## BEGIN DATA ROWS
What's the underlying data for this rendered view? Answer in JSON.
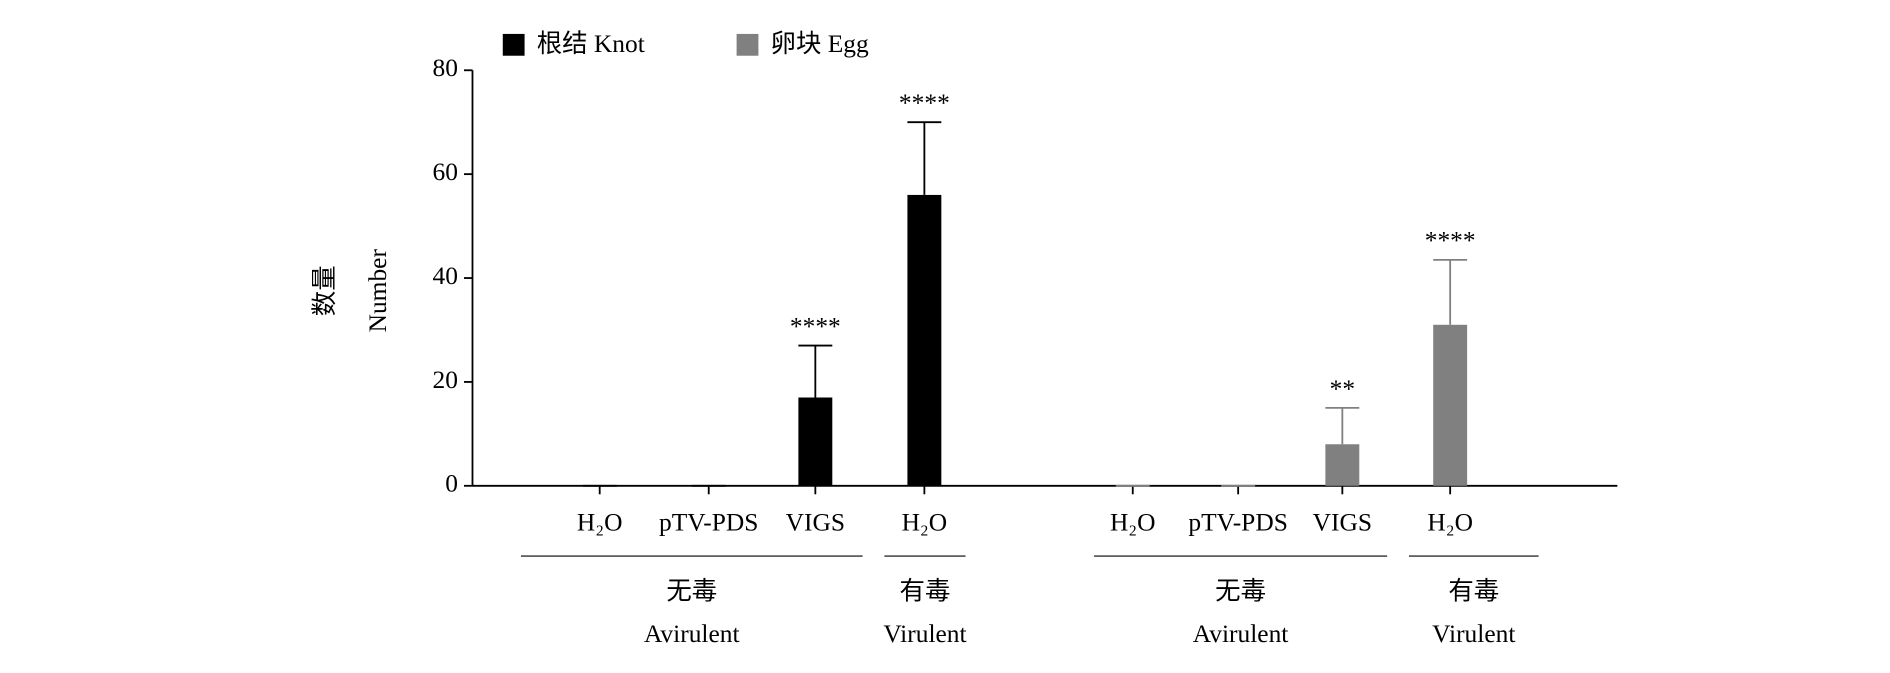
{
  "chart_data": {
    "type": "bar",
    "ylabel": [
      "数量",
      "Number"
    ],
    "groups": [
      {
        "label": "无毒",
        "label_en": "Avirulent",
        "categories": [
          "H₂O",
          "pTV-PDS",
          "VIGS"
        ]
      },
      {
        "label": "有毒",
        "label_en": "Virulent",
        "categories": [
          "H₂O"
        ]
      },
      {
        "label": "无毒",
        "label_en": "Avirulent",
        "categories": [
          "H₂O",
          "pTV-PDS",
          "VIGS"
        ]
      },
      {
        "label": "有毒",
        "label_en": "Virulent",
        "categories": [
          "H₂O"
        ]
      }
    ],
    "series": [
      {
        "name": "根结 Knot",
        "color": "#000000",
        "values": [
          0,
          0,
          17,
          56,
          null,
          null,
          null,
          null
        ],
        "errors": [
          0,
          0,
          10,
          14,
          null,
          null,
          null,
          null
        ],
        "annotations": [
          null,
          null,
          "****",
          "****",
          null,
          null,
          null,
          null
        ]
      },
      {
        "name": "卵块 Egg",
        "color": "#808080",
        "values": [
          null,
          null,
          null,
          null,
          0,
          0,
          8,
          31
        ],
        "errors": [
          null,
          null,
          null,
          null,
          0,
          0,
          7,
          12.5
        ],
        "annotations": [
          null,
          null,
          null,
          null,
          null,
          null,
          "**",
          "****"
        ]
      }
    ],
    "ylim": [
      0,
      80
    ],
    "yticks": [
      0,
      20,
      40,
      60,
      80
    ]
  }
}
## END DATA ROWS
● TASK STATEMENT:
Copy out all the records exactly, excluding pictures.

● WRITTEN RESPONSE:
What's the underlying data for this rendered view? Answer in JSON.
{
  "chart_data": {
    "type": "bar",
    "ylabel": [
      "数量",
      "Number"
    ],
    "groups": [
      {
        "label": "无毒",
        "label_en": "Avirulent",
        "categories": [
          "H₂O",
          "pTV-PDS",
          "VIGS"
        ]
      },
      {
        "label": "有毒",
        "label_en": "Virulent",
        "categories": [
          "H₂O"
        ]
      },
      {
        "label": "无毒",
        "label_en": "Avirulent",
        "categories": [
          "H₂O",
          "pTV-PDS",
          "VIGS"
        ]
      },
      {
        "label": "有毒",
        "label_en": "Virulent",
        "categories": [
          "H₂O"
        ]
      }
    ],
    "series": [
      {
        "name": "根结 Knot",
        "color": "#000000",
        "values": [
          0,
          0,
          17,
          56,
          null,
          null,
          null,
          null
        ],
        "errors": [
          0,
          0,
          10,
          14,
          null,
          null,
          null,
          null
        ],
        "annotations": [
          null,
          null,
          "****",
          "****",
          null,
          null,
          null,
          null
        ]
      },
      {
        "name": "卵块 Egg",
        "color": "#808080",
        "values": [
          null,
          null,
          null,
          null,
          0,
          0,
          8,
          31
        ],
        "errors": [
          null,
          null,
          null,
          null,
          0,
          0,
          7,
          12.5
        ],
        "annotations": [
          null,
          null,
          null,
          null,
          null,
          null,
          "**",
          "****"
        ]
      }
    ],
    "ylim": [
      0,
      80
    ],
    "yticks": [
      0,
      20,
      40,
      60,
      80
    ]
  }
}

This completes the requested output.